[Dataset entries]
* Start *

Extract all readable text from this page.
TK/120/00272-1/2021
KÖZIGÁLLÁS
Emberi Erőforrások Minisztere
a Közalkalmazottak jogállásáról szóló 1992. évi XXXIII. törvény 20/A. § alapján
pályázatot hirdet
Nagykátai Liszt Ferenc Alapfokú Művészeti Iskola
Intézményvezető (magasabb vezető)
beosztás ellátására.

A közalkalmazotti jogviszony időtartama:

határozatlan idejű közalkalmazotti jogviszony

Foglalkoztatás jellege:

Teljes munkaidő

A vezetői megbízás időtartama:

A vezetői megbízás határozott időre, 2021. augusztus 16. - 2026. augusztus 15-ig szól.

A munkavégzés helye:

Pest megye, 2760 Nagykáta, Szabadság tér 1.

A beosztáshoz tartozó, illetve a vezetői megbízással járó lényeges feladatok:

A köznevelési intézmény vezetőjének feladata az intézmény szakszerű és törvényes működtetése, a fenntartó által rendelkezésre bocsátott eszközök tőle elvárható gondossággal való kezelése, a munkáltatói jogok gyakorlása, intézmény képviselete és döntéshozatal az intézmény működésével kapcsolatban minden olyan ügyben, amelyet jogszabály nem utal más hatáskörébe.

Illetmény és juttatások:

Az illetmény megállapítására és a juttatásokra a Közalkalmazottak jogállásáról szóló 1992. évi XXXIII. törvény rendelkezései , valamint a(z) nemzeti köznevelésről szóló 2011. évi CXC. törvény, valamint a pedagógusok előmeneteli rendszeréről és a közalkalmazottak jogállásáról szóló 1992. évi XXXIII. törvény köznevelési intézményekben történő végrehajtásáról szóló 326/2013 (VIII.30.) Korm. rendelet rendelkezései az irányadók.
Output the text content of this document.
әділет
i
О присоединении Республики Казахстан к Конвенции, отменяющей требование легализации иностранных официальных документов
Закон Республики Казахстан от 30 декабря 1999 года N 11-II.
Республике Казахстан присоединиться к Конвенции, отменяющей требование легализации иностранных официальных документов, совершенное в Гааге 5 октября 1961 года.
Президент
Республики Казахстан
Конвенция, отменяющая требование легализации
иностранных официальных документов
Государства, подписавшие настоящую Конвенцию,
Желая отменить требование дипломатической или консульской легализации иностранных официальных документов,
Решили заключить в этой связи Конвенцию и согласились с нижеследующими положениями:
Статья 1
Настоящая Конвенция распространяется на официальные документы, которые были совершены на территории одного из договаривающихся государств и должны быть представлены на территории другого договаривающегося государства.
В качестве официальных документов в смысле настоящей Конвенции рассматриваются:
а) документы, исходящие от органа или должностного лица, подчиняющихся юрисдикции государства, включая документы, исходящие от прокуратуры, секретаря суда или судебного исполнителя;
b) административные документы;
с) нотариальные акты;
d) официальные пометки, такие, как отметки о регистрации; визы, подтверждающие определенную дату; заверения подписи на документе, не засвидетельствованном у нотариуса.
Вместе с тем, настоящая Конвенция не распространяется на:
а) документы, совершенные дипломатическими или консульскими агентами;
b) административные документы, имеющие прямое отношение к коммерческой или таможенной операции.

* End *

_Stated exercise_
Write out the whole listing again. Match it word for word.

_Solution to this problem_
Extract all readable text from this page.
TK/120/00272-1/2021
KÖZIGÁLLÁS
Emberi Erőforrások Minisztere
a Közalkalmazottak jogállásáról szóló 1992. évi XXXIII. törvény 20/A. § alapján
pályázatot hirdet
Nagykátai Liszt Ferenc Alapfokú Művészeti Iskola
Intézményvezető (magasabb vezető)
beosztás ellátására.

A közalkalmazotti jogviszony időtartama:

határozatlan idejű közalkalmazotti jogviszony

Foglalkoztatás jellege:

Teljes munkaidő

A vezetői megbízás időtartama:

A vezetői megbízás határozott időre, 2021. augusztus 16. - 2026. augusztus 15-ig szól.

A munkavégzés helye:

Pest megye, 2760 Nagykáta, Szabadság tér 1.

A beosztáshoz tartozó, illetve a vezetői megbízással járó lényeges feladatok:

A köznevelési intézmény vezetőjének feladata az intézmény szakszerű és törvényes működtetése, a fenntartó által rendelkezésre bocsátott eszközök tőle elvárható gondossággal való kezelése, a munkáltatói jogok gyakorlása, intézmény képviselete és döntéshozatal az intézmény működésével kapcsolatban minden olyan ügyben, amelyet jogszabály nem utal más hatáskörébe.

Illetmény és juttatások:

Az illetmény megállapítására és a juttatásokra a Közalkalmazottak jogállásáról szóló 1992. évi XXXIII. törvény rendelkezései , valamint a(z) nemzeti köznevelésről szóló 2011. évi CXC. törvény, valamint a pedagógusok előmeneteli rendszeréről és a közalkalmazottak jogállásáról szóló 1992. évi XXXIII. törvény köznevelési intézményekben történő végrehajtásáról szóló 326/2013 (VIII.30.) Korm. rendelet rendelkezései az irányadók.
Output the text content of this document.
әділет
i
О присоединении Республики Казахстан к Конвенции, отменяющей требование легализации иностранных официальных документов
Закон Республики Казахстан от 30 декабря 1999 года N 11-II.
Республике Казахстан присоединиться к Конвенции, отменяющей требование легализации иностранных официальных документов, совершенное в Гааге 5 октября 1961 года.
Президент
Республики Казахстан
Конвенция, отменяющая требование легализации
иностранных официальных документов
Государства, подписавшие настоящую Конвенцию,
Желая отменить требование дипломатической или консульской легализации иностранных официальных документов,
Решили заключить в этой связи Конвенцию и согласились с нижеследующими положениями:
Статья 1
Настоящая Конвенция распространяется на официальные документы, которые были совершены на территории одного из договаривающихся государств и должны быть представлены на территории другого договаривающегося государства.
В качестве официальных документов в смысле настоящей Конвенции рассматриваются:
а) документы, исходящие от органа или должностного лица, подчиняющихся юрисдикции государства, включая документы, исходящие от прокуратуры, секретаря суда или судебного исполнителя;
b) административные документы;
с) нотариальные акты;
d) официальные пометки, такие, как отметки о регистрации; визы, подтверждающие определенную дату; заверения подписи на документе, не засвидетельствованном у нотариуса.
Вместе с тем, настоящая Конвенция не распространяется на:
а) документы, совершенные дипломатическими или консульскими агентами;
b) административные документы, имеющие прямое отношение к коммерческой или таможенной операции.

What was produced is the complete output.